» Problem statement: Each line that includes "Footwear" counts once; give the total and nothing besides.

» Stored records:

═══

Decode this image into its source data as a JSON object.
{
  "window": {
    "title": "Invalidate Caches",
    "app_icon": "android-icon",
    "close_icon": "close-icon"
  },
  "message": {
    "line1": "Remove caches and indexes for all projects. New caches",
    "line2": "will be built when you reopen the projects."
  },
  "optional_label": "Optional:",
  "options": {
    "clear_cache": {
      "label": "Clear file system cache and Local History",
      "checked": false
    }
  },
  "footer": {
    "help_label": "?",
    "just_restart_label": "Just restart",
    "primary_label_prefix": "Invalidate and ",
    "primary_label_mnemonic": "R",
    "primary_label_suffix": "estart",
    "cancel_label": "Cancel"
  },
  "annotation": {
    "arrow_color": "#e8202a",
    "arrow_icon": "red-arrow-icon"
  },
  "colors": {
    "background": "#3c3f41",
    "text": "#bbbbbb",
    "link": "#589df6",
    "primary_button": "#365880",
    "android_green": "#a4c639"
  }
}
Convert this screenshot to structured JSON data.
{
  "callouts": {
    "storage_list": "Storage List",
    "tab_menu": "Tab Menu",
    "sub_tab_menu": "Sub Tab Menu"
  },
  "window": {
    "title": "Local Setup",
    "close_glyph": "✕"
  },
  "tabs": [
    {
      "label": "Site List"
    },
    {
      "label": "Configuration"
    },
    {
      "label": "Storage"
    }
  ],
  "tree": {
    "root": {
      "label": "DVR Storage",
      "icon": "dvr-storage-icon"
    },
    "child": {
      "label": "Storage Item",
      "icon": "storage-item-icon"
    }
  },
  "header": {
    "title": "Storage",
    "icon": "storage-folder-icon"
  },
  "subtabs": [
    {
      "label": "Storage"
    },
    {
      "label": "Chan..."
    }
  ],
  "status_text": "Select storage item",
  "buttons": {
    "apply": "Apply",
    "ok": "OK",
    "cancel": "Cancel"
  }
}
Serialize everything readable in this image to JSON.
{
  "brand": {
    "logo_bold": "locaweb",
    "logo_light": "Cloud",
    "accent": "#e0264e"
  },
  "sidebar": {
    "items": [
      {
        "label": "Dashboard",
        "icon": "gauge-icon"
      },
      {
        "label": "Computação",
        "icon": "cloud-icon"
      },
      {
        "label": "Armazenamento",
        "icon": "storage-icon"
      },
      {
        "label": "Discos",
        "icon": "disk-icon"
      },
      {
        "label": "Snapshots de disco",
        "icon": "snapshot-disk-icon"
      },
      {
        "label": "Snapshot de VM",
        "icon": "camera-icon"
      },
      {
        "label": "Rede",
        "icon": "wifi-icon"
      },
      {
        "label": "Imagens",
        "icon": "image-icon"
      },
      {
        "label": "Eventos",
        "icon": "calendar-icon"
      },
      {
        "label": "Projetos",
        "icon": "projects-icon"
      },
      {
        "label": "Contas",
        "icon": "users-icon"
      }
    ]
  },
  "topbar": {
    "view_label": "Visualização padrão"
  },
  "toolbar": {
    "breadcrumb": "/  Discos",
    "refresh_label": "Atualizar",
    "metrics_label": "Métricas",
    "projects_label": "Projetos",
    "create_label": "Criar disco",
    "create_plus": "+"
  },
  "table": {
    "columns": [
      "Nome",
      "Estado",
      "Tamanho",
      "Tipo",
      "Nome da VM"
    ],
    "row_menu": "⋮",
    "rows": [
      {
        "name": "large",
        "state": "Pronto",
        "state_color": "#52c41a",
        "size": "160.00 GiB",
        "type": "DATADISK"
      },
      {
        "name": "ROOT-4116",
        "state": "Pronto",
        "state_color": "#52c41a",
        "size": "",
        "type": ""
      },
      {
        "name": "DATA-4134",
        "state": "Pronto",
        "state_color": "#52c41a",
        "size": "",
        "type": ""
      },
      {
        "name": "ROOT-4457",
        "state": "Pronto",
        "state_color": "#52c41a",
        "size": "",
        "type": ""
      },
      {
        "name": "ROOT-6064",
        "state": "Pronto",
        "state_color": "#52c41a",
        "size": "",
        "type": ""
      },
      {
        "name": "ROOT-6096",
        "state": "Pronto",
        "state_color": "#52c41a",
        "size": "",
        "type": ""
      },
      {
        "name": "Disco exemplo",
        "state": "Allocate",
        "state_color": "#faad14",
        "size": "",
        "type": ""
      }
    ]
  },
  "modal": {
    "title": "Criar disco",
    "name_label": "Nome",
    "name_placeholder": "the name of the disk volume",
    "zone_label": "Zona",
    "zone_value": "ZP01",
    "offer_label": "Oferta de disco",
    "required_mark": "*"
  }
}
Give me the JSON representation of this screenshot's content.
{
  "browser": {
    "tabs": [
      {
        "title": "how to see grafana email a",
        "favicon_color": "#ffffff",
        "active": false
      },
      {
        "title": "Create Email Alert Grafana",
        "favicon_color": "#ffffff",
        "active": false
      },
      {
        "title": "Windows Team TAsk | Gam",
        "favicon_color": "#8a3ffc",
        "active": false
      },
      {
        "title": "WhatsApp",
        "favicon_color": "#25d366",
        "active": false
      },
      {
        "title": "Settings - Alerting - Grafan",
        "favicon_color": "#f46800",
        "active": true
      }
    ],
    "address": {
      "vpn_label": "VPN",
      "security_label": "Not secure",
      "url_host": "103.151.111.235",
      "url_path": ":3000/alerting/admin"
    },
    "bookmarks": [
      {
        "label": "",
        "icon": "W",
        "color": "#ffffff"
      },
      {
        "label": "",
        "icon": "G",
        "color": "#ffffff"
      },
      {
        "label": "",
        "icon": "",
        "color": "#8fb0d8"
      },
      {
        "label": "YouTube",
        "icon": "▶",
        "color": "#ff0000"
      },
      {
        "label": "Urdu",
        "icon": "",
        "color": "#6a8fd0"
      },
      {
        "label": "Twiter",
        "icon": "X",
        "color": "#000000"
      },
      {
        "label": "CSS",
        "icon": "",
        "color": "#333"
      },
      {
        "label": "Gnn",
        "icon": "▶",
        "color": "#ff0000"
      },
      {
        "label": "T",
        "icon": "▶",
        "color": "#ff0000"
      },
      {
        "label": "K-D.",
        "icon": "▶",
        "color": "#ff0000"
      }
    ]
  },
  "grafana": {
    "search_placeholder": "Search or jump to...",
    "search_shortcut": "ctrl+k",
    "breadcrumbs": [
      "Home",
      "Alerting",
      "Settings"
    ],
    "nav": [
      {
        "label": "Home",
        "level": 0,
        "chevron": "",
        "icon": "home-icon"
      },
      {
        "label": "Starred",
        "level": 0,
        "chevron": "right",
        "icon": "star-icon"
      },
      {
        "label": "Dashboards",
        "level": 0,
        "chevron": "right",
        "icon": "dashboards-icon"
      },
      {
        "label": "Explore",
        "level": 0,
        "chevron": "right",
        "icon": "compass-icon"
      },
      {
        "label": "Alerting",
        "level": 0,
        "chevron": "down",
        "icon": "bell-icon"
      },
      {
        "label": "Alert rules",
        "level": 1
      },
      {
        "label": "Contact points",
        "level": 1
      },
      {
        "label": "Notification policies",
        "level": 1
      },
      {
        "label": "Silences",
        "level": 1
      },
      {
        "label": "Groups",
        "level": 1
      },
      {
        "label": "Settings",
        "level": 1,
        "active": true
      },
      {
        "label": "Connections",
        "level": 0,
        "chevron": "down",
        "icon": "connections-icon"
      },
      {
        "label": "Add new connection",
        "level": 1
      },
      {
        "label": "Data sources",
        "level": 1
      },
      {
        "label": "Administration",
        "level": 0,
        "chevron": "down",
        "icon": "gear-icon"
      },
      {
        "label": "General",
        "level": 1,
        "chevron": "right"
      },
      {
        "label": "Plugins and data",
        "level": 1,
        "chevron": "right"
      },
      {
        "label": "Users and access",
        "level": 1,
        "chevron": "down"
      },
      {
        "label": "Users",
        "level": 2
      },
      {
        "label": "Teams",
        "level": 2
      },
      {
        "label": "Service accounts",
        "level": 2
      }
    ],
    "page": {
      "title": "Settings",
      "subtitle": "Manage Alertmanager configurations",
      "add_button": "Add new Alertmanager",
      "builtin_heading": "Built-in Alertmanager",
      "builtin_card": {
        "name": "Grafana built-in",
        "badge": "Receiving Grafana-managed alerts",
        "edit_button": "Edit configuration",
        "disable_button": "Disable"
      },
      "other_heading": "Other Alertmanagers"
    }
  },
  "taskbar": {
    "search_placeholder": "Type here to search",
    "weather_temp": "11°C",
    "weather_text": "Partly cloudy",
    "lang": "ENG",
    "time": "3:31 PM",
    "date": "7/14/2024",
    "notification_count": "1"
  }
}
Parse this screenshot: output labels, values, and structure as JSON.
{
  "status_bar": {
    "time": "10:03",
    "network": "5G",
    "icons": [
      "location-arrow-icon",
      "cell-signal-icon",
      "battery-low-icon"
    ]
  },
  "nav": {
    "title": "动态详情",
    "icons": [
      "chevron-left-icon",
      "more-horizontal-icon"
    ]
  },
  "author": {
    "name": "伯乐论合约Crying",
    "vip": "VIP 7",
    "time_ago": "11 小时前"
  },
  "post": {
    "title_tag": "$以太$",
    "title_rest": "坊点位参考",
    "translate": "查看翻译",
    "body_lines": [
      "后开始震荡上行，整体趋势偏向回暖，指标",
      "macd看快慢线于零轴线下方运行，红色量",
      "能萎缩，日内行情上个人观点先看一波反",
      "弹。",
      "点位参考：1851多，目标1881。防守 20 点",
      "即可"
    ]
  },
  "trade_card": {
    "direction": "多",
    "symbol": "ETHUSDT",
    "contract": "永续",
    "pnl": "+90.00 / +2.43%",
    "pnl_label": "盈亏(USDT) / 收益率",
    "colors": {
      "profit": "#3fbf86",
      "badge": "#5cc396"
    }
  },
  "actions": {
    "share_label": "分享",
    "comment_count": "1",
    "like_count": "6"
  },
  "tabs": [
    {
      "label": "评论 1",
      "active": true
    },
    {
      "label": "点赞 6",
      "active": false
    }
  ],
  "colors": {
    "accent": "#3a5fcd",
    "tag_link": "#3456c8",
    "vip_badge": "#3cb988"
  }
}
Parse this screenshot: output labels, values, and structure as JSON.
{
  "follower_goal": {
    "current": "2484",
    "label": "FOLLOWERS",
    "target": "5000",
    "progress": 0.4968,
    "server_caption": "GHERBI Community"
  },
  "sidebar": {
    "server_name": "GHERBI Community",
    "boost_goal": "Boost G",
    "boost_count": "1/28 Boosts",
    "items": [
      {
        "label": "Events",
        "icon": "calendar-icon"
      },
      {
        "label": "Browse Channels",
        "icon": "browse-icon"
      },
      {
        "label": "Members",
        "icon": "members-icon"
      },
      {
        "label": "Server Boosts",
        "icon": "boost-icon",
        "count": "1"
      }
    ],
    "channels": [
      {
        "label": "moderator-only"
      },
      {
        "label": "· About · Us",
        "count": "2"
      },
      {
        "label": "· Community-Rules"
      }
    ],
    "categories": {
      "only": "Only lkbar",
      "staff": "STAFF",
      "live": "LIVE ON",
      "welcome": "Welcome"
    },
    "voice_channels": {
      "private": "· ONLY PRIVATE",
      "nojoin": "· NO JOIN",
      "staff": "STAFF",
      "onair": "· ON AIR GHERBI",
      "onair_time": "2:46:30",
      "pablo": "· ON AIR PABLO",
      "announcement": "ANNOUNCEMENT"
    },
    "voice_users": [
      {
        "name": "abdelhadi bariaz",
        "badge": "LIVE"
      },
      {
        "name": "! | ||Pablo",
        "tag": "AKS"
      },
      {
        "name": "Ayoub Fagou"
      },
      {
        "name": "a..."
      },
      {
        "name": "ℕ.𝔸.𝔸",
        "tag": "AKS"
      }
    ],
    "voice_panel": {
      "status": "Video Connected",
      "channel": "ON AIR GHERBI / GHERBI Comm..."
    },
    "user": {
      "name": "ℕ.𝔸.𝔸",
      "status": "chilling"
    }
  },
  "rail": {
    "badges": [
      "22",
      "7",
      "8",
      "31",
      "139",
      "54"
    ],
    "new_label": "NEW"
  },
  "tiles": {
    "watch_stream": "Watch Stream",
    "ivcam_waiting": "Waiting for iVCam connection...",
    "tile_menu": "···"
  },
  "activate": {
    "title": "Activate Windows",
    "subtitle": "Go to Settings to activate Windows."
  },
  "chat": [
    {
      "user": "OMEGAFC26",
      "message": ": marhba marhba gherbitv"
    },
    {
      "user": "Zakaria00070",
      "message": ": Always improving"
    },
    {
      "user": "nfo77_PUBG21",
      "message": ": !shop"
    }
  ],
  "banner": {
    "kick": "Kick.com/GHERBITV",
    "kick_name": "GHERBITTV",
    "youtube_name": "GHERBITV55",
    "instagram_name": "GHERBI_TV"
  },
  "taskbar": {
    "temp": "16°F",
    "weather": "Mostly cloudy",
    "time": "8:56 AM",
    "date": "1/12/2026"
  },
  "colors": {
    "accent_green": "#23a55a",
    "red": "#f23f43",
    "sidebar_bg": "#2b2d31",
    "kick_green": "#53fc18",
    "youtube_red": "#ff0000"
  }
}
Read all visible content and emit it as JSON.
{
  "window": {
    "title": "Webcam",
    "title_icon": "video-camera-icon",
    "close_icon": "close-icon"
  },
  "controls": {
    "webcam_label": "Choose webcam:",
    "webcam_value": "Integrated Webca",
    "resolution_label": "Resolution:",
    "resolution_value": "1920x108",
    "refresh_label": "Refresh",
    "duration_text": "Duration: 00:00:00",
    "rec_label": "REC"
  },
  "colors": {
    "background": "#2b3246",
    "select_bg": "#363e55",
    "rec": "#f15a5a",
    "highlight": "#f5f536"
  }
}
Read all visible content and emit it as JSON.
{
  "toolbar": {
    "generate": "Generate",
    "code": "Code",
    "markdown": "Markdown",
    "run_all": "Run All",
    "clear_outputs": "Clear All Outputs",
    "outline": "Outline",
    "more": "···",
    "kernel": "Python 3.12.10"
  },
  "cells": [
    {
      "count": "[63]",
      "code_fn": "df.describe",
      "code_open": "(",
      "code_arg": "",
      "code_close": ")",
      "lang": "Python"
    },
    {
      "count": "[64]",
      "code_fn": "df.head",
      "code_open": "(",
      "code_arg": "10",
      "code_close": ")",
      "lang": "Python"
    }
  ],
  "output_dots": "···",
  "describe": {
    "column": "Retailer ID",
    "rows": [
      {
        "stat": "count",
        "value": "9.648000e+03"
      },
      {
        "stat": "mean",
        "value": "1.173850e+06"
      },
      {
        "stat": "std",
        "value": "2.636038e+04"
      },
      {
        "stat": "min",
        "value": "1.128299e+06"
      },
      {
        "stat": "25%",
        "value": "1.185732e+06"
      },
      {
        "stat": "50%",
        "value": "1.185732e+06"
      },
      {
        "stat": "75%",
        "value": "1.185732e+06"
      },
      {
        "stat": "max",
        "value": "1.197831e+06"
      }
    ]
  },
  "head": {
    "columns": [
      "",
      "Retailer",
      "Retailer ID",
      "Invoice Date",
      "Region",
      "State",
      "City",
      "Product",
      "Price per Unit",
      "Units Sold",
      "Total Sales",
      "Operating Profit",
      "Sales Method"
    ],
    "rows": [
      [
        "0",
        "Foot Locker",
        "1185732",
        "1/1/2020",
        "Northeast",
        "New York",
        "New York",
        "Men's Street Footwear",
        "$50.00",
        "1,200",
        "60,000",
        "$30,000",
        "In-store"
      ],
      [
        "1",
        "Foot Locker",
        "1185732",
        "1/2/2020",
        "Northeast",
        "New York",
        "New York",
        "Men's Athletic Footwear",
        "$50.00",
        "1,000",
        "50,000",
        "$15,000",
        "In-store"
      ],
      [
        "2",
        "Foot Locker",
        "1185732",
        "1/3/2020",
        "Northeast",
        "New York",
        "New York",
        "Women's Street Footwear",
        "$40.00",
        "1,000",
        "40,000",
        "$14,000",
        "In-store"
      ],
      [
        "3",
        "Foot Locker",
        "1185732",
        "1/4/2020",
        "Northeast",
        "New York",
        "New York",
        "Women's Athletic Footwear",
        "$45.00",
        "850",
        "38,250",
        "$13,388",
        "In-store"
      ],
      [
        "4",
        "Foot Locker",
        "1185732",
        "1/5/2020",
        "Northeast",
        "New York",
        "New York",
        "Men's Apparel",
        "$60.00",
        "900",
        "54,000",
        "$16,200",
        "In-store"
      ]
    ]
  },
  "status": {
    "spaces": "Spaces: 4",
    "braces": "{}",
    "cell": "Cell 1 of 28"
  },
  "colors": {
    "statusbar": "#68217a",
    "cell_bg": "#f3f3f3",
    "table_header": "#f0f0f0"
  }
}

═══

» Result: 4